__Stated problem__: Return all lines with the word "bump" in them.

Dataset items:
====

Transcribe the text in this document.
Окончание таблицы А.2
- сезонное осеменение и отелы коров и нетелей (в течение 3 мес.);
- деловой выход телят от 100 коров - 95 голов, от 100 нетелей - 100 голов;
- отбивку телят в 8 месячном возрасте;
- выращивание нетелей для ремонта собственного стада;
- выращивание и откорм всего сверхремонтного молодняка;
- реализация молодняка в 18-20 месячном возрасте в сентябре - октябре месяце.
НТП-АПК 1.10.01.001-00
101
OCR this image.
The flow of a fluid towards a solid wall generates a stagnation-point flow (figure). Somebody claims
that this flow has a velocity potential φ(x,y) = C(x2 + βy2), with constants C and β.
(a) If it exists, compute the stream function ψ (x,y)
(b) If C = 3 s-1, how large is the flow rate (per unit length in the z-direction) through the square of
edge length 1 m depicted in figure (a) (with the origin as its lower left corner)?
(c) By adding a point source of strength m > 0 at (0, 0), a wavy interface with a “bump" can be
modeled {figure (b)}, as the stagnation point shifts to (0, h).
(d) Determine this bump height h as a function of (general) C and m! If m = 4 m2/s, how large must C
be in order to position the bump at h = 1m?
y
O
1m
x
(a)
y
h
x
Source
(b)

====

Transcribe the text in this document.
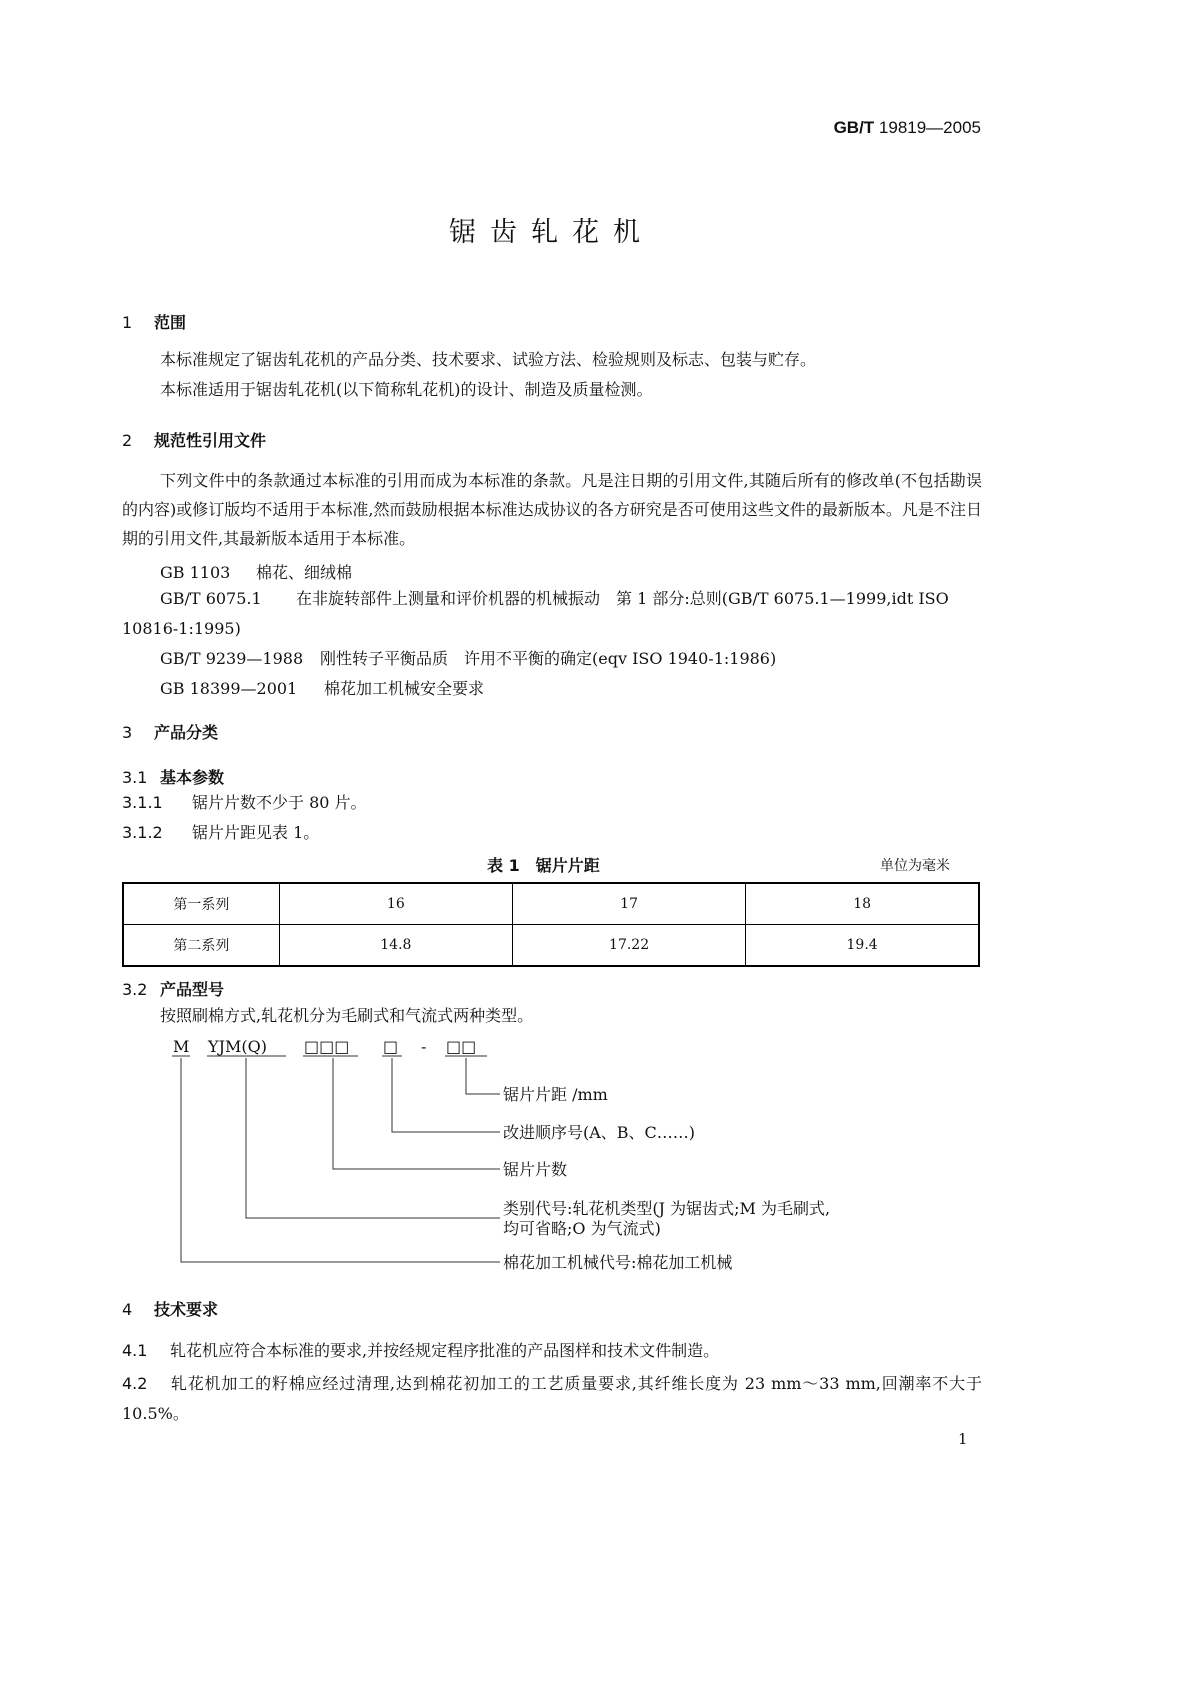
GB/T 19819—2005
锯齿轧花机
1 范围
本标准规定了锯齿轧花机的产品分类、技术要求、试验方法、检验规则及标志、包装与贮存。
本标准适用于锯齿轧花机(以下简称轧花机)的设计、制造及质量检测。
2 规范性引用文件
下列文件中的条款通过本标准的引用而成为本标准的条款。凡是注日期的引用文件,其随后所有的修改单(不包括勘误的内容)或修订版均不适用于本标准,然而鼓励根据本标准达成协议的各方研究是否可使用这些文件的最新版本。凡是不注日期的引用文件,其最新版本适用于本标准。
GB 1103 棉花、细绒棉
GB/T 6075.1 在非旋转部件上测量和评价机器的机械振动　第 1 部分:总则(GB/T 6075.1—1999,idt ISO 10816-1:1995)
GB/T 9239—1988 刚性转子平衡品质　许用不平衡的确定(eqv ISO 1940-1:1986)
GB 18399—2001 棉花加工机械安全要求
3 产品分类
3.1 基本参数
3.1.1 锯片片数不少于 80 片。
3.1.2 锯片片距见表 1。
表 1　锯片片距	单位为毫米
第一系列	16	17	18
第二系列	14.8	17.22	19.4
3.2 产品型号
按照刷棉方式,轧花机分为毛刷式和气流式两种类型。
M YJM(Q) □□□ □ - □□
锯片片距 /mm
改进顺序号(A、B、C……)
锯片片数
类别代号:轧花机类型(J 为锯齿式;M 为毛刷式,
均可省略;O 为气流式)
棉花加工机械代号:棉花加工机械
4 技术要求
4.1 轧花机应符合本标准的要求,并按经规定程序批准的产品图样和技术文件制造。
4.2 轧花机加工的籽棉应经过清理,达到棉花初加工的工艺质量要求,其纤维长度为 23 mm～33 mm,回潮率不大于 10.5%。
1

====

__Output for this exercise__:
(c) By adding a point source of strength m > 0 at (0, 0), a wavy interface with a “bump" can be
(d) Determine this bump height h as a function of (general) C and m! If m = 4 m2/s, how large must C
be in order to position the bump at h = 1m?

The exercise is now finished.